Search the entries for the word "left" and pull out each line that has it.
+++ Exercise data
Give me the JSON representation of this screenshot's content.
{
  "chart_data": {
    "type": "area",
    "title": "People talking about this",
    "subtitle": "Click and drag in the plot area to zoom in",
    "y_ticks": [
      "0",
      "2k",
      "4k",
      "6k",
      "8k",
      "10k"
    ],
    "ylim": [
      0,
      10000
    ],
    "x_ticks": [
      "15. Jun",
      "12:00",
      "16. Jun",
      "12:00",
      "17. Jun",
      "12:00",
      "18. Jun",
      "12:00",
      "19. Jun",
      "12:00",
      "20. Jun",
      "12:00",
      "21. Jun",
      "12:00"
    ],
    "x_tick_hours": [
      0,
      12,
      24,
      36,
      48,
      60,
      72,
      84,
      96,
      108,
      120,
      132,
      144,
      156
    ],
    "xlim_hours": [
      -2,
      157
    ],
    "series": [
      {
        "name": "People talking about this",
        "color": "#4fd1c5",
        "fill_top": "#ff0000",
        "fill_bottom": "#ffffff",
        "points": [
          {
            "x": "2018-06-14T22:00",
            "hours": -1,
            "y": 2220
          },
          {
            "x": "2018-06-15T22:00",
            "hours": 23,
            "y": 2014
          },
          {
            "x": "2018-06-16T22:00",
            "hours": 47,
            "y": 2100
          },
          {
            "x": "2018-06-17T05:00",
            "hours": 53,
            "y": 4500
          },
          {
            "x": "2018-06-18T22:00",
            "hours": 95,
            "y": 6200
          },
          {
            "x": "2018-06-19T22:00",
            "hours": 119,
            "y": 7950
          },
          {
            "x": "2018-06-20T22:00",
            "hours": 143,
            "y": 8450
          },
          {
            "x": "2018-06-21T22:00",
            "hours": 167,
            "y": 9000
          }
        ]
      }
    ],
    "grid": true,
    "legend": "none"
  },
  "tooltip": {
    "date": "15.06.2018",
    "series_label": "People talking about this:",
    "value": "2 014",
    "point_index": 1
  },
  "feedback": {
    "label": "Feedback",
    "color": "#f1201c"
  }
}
++++++
+++ Exercise data
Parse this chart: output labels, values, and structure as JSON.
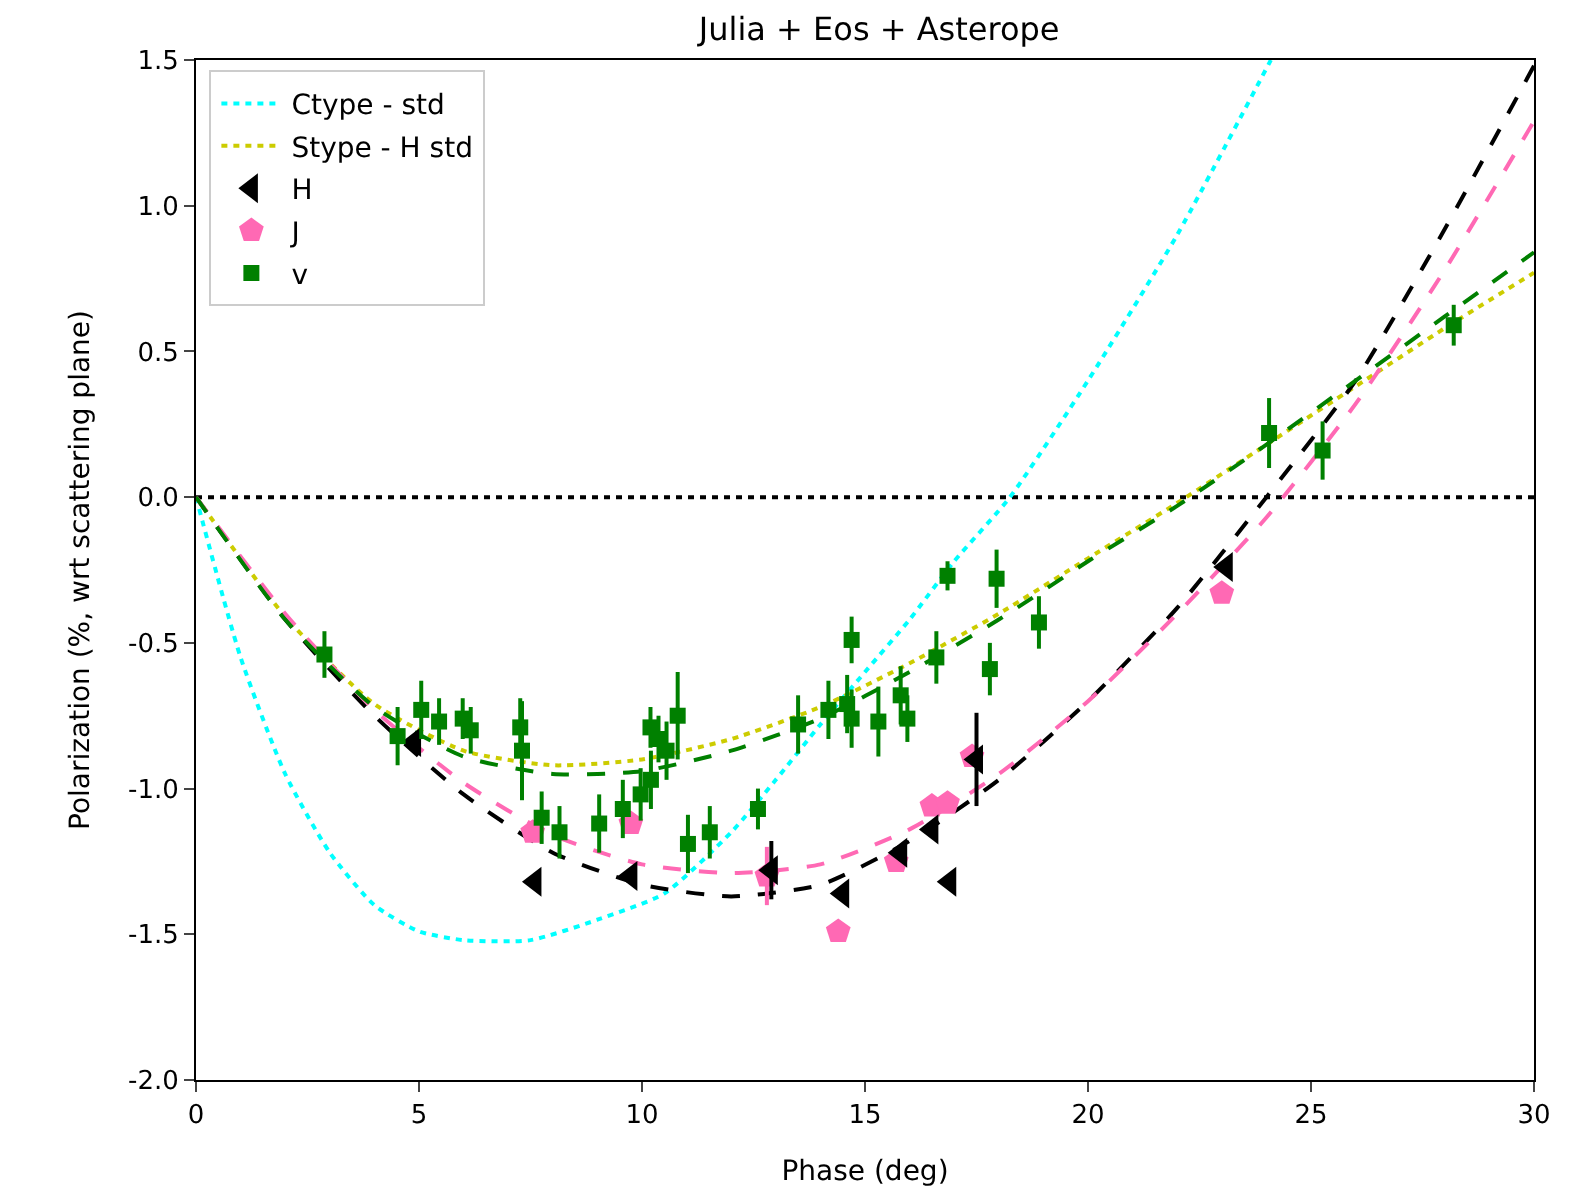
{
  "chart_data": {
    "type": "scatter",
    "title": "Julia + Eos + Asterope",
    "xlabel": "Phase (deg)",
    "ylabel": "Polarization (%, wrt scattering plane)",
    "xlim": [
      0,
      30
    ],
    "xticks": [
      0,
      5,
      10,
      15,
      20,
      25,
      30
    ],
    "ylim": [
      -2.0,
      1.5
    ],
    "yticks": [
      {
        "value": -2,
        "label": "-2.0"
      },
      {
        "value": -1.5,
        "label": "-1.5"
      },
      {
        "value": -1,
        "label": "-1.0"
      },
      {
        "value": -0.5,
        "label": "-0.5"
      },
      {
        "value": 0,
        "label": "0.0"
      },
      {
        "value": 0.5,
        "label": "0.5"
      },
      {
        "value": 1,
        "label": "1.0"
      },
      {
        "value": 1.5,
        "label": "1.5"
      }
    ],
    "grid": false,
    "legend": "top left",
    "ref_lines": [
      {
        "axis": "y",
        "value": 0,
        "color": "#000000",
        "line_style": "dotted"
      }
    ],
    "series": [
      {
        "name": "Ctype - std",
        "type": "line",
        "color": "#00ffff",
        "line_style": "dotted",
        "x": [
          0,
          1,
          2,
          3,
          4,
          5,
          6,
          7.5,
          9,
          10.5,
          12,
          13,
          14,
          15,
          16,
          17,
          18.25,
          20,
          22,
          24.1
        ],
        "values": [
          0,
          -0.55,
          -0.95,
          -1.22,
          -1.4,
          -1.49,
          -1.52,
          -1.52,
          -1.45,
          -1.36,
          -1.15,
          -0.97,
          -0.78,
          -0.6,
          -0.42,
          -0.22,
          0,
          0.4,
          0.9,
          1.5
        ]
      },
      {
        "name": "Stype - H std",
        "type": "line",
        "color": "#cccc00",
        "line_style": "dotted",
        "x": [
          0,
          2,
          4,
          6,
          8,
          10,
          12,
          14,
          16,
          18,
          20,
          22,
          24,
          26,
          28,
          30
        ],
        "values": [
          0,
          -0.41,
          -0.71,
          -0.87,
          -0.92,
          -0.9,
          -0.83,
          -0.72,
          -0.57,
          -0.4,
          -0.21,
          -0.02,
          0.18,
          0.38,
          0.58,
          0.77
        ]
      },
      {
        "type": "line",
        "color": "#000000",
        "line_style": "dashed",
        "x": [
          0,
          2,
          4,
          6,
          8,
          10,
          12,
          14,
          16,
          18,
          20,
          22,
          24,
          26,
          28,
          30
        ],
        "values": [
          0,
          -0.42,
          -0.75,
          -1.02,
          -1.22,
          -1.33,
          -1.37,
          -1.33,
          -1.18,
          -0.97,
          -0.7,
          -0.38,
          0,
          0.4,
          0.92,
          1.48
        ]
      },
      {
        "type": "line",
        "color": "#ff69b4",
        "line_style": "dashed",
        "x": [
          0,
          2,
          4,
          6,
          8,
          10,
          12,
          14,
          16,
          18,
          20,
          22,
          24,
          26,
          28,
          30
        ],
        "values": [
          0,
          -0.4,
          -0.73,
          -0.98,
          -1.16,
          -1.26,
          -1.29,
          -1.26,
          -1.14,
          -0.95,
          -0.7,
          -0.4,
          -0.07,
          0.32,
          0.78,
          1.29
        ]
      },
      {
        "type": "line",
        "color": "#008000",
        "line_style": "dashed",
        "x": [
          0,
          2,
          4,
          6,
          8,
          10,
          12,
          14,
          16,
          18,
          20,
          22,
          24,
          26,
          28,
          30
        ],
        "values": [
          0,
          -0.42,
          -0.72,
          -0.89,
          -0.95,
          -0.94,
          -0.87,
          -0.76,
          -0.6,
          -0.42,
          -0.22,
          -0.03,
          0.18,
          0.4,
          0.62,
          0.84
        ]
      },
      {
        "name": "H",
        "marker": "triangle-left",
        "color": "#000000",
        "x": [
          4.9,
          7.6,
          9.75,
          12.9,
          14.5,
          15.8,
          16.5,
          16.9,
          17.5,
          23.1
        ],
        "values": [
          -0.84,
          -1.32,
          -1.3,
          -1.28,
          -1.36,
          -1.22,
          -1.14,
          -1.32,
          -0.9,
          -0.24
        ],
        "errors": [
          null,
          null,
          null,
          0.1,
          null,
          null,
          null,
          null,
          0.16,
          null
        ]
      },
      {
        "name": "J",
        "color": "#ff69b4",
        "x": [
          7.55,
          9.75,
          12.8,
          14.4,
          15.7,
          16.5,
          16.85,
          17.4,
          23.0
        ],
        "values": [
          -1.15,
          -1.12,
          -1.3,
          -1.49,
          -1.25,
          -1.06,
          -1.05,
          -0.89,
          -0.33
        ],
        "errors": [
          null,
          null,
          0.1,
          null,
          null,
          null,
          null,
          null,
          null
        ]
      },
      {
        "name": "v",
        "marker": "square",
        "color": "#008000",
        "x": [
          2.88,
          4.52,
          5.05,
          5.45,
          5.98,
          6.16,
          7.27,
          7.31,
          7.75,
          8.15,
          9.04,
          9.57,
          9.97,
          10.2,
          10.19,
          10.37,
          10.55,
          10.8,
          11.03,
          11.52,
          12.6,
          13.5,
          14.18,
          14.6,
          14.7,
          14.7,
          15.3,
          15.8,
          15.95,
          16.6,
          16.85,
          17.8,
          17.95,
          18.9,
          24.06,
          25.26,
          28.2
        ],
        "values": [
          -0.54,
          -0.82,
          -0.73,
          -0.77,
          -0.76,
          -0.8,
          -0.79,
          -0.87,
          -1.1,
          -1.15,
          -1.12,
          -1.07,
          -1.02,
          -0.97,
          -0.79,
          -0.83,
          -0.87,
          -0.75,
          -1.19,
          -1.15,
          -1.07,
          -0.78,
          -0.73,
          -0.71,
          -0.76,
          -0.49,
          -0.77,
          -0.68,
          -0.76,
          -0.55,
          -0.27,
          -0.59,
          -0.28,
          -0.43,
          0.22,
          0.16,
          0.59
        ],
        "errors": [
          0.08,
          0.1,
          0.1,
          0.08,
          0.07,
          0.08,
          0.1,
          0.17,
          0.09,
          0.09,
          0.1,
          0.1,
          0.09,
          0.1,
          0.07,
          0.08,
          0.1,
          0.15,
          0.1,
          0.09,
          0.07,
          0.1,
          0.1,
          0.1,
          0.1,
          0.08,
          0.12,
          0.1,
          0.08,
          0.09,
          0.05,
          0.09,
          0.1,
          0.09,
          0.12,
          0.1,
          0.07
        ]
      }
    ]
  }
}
++++++
*Output:*
    "legend": "top left",
        "marker": "triangle-left",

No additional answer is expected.